• _REQUEST_
Check each line of the listing, and copy it if it contains the word "Fields".

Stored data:
* * *

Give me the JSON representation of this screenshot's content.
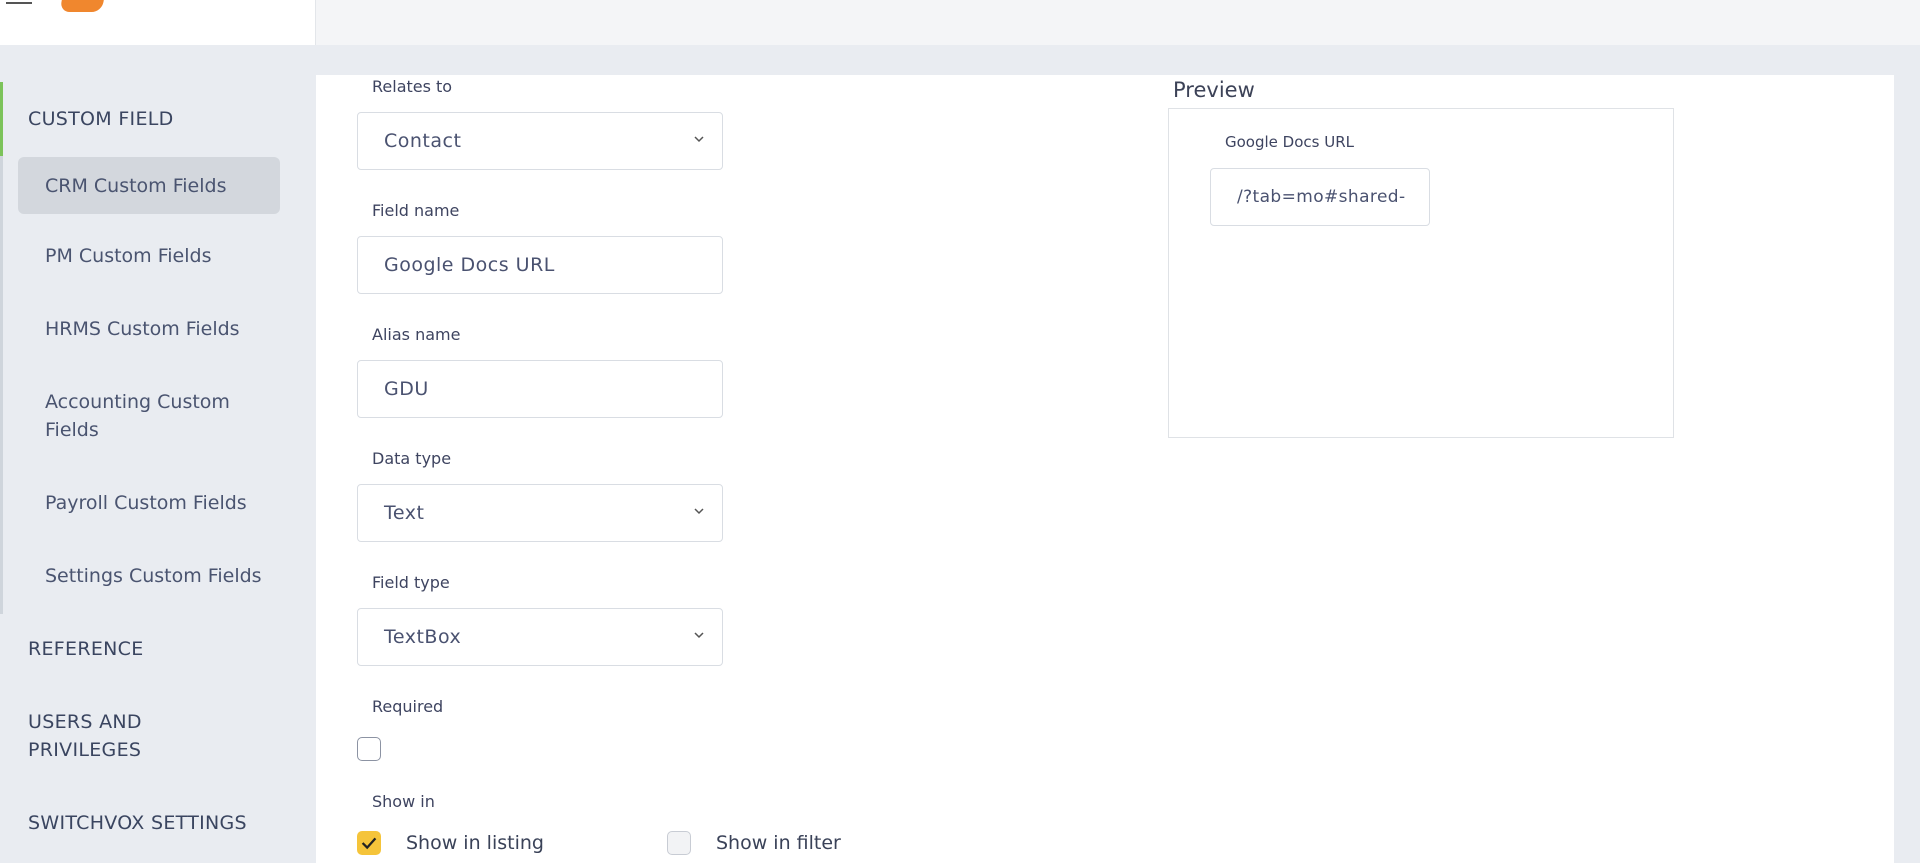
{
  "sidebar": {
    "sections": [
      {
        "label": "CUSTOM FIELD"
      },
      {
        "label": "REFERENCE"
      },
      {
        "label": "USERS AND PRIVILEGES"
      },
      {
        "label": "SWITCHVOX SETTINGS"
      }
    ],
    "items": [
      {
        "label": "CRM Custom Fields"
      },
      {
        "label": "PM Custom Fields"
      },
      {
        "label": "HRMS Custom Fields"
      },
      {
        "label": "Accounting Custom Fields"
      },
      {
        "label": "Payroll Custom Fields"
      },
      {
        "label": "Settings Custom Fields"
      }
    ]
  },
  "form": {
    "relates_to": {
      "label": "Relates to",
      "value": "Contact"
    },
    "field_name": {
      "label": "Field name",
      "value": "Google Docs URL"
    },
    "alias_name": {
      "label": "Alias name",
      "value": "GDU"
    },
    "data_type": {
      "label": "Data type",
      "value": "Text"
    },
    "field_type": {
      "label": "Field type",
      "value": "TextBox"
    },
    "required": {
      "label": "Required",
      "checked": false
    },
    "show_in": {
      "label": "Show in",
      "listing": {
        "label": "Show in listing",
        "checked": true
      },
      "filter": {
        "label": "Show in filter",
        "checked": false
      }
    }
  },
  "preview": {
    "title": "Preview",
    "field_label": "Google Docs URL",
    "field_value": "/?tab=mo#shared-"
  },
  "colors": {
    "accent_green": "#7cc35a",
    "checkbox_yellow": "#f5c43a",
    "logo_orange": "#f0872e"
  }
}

* * *

• _EXPECTED ANSWER_
        "label": "CRM Custom Fields"
        "label": "PM Custom Fields"
        "label": "HRMS Custom Fields"
        "label": "Accounting Custom Fields"
        "label": "Payroll Custom Fields"
        "label": "Settings Custom Fields"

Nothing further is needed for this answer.